Write out the whole of the material exactly.
▼
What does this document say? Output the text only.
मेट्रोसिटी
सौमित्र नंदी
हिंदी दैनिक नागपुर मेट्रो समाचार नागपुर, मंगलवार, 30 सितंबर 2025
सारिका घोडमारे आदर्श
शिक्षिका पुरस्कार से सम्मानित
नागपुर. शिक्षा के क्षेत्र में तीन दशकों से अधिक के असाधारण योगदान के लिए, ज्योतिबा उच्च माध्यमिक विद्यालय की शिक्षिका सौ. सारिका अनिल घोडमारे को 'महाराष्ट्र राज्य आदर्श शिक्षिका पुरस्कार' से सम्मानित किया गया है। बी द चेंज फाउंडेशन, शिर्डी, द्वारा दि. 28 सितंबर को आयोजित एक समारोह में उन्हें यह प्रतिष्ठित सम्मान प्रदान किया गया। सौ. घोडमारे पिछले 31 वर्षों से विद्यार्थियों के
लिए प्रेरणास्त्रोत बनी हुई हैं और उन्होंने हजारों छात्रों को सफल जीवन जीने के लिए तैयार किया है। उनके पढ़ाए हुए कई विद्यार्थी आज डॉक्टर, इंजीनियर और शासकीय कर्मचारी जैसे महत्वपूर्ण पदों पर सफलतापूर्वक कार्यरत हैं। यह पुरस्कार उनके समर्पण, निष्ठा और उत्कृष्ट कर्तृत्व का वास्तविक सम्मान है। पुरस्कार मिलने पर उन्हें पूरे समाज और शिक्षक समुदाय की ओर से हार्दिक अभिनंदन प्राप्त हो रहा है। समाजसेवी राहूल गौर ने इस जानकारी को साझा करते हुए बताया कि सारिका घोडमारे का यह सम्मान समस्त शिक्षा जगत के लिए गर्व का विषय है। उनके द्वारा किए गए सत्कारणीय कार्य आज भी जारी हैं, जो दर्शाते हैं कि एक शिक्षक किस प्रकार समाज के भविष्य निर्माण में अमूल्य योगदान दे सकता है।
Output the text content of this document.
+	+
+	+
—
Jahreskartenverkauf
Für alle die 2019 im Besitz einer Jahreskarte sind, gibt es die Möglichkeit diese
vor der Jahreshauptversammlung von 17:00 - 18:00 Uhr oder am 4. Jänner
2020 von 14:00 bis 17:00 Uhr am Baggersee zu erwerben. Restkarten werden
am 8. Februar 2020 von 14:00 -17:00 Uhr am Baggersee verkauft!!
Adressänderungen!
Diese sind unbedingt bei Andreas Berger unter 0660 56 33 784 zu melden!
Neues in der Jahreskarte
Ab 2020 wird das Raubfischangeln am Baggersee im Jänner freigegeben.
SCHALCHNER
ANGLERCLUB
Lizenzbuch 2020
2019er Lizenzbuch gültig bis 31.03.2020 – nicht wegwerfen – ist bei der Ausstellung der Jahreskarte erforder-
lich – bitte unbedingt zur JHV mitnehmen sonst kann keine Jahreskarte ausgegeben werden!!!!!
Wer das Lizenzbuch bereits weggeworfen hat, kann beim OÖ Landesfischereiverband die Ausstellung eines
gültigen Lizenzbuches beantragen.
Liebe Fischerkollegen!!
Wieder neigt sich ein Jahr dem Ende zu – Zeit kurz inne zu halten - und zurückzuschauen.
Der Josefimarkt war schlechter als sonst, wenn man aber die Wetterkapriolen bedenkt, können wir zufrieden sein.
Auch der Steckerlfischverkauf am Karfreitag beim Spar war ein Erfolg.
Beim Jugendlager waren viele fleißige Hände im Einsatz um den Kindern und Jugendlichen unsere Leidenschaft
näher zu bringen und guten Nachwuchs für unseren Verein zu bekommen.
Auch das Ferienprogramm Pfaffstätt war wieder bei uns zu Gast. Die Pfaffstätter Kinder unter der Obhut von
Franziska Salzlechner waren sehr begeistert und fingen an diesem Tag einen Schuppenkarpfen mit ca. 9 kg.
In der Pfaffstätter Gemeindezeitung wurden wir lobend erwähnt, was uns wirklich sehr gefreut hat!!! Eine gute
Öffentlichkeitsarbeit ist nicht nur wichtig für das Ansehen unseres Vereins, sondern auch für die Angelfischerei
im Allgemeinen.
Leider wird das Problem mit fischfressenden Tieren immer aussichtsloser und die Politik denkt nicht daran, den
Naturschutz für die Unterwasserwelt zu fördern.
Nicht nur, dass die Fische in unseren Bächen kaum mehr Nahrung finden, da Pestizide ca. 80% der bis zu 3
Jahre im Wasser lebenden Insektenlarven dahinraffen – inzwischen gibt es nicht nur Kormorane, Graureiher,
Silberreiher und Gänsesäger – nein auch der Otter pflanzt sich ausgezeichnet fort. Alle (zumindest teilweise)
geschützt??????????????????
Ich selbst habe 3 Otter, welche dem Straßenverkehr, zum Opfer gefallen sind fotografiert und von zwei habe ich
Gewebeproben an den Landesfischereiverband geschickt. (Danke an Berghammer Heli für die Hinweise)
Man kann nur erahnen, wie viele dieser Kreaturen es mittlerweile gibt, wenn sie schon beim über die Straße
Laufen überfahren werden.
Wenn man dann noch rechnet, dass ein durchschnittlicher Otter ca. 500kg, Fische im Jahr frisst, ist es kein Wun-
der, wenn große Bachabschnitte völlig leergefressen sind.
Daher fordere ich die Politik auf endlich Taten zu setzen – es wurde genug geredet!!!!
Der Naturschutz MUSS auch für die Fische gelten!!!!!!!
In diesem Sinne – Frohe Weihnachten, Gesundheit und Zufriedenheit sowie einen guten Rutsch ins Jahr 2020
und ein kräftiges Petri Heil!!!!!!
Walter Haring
▲
- **The output**
What does this document say? Output the text only.
मेट्रोसिटी
सौमित्र नंदी
हिंदी दैनिक नागपुर मेट्रो समाचार नागपुर, मंगलवार, 30 सितंबर 2025
सारिका घोडमारे आदर्श
शिक्षिका पुरस्कार से सम्मानित
नागपुर. शिक्षा के क्षेत्र में तीन दशकों से अधिक के असाधारण योगदान के लिए, ज्योतिबा उच्च माध्यमिक विद्यालय की शिक्षिका सौ. सारिका अनिल घोडमारे को 'महाराष्ट्र राज्य आदर्श शिक्षिका पुरस्कार' से सम्मानित किया गया है। बी द चेंज फाउंडेशन, शिर्डी, द्वारा दि. 28 सितंबर को आयोजित एक समारोह में उन्हें यह प्रतिष्ठित सम्मान प्रदान किया गया। सौ. घोडमारे पिछले 31 वर्षों से विद्यार्थियों के
लिए प्रेरणास्त्रोत बनी हुई हैं और उन्होंने हजारों छात्रों को सफल जीवन जीने के लिए तैयार किया है। उनके पढ़ाए हुए कई विद्यार्थी आज डॉक्टर, इंजीनियर और शासकीय कर्मचारी जैसे महत्वपूर्ण पदों पर सफलतापूर्वक कार्यरत हैं। यह पुरस्कार उनके समर्पण, निष्ठा और उत्कृष्ट कर्तृत्व का वास्तविक सम्मान है। पुरस्कार मिलने पर उन्हें पूरे समाज और शिक्षक समुदाय की ओर से हार्दिक अभिनंदन प्राप्त हो रहा है। समाजसेवी राहूल गौर ने इस जानकारी को साझा करते हुए बताया कि सारिका घोडमारे का यह सम्मान समस्त शिक्षा जगत के लिए गर्व का विषय है। उनके द्वारा किए गए सत्कारणीय कार्य आज भी जारी हैं, जो दर्शाते हैं कि एक शिक्षक किस प्रकार समाज के भविष्य निर्माण में अमूल्य योगदान दे सकता है।
Output the text content of this document.
+	+
+	+
—
Jahreskartenverkauf
Für alle die 2019 im Besitz einer Jahreskarte sind, gibt es die Möglichkeit diese
vor der Jahreshauptversammlung von 17:00 - 18:00 Uhr oder am 4. Jänner
2020 von 14:00 bis 17:00 Uhr am Baggersee zu erwerben. Restkarten werden
am 8. Februar 2020 von 14:00 -17:00 Uhr am Baggersee verkauft!!
Adressänderungen!
Diese sind unbedingt bei Andreas Berger unter 0660 56 33 784 zu melden!
Neues in der Jahreskarte
Ab 2020 wird das Raubfischangeln am Baggersee im Jänner freigegeben.
SCHALCHNER
ANGLERCLUB
Lizenzbuch 2020
2019er Lizenzbuch gültig bis 31.03.2020 – nicht wegwerfen – ist bei der Ausstellung der Jahreskarte erforder-
lich – bitte unbedingt zur JHV mitnehmen sonst kann keine Jahreskarte ausgegeben werden!!!!!
Wer das Lizenzbuch bereits weggeworfen hat, kann beim OÖ Landesfischereiverband die Ausstellung eines
gültigen Lizenzbuches beantragen.
Liebe Fischerkollegen!!
Wieder neigt sich ein Jahr dem Ende zu – Zeit kurz inne zu halten - und zurückzuschauen.
Der Josefimarkt war schlechter als sonst, wenn man aber die Wetterkapriolen bedenkt, können wir zufrieden sein.
Auch der Steckerlfischverkauf am Karfreitag beim Spar war ein Erfolg.
Beim Jugendlager waren viele fleißige Hände im Einsatz um den Kindern und Jugendlichen unsere Leidenschaft
näher zu bringen und guten Nachwuchs für unseren Verein zu bekommen.
Auch das Ferienprogramm Pfaffstätt war wieder bei uns zu Gast. Die Pfaffstätter Kinder unter der Obhut von
Franziska Salzlechner waren sehr begeistert und fingen an diesem Tag einen Schuppenkarpfen mit ca. 9 kg.
In der Pfaffstätter Gemeindezeitung wurden wir lobend erwähnt, was uns wirklich sehr gefreut hat!!! Eine gute
Öffentlichkeitsarbeit ist nicht nur wichtig für das Ansehen unseres Vereins, sondern auch für die Angelfischerei
im Allgemeinen.
Leider wird das Problem mit fischfressenden Tieren immer aussichtsloser und die Politik denkt nicht daran, den
Naturschutz für die Unterwasserwelt zu fördern.
Nicht nur, dass die Fische in unseren Bächen kaum mehr Nahrung finden, da Pestizide ca. 80% der bis zu 3
Jahre im Wasser lebenden Insektenlarven dahinraffen – inzwischen gibt es nicht nur Kormorane, Graureiher,
Silberreiher und Gänsesäger – nein auch der Otter pflanzt sich ausgezeichnet fort. Alle (zumindest teilweise)
geschützt??????????????????
Ich selbst habe 3 Otter, welche dem Straßenverkehr, zum Opfer gefallen sind fotografiert und von zwei habe ich
Gewebeproben an den Landesfischereiverband geschickt. (Danke an Berghammer Heli für die Hinweise)
Man kann nur erahnen, wie viele dieser Kreaturen es mittlerweile gibt, wenn sie schon beim über die Straße
Laufen überfahren werden.
Wenn man dann noch rechnet, dass ein durchschnittlicher Otter ca. 500kg, Fische im Jahr frisst, ist es kein Wun-
der, wenn große Bachabschnitte völlig leergefressen sind.
Daher fordere ich die Politik auf endlich Taten zu setzen – es wurde genug geredet!!!!
Der Naturschutz MUSS auch für die Fische gelten!!!!!!!
In diesem Sinne – Frohe Weihnachten, Gesundheit und Zufriedenheit sowie einen guten Rutsch ins Jahr 2020
und ein kräftiges Petri Heil!!!!!!
Walter Haring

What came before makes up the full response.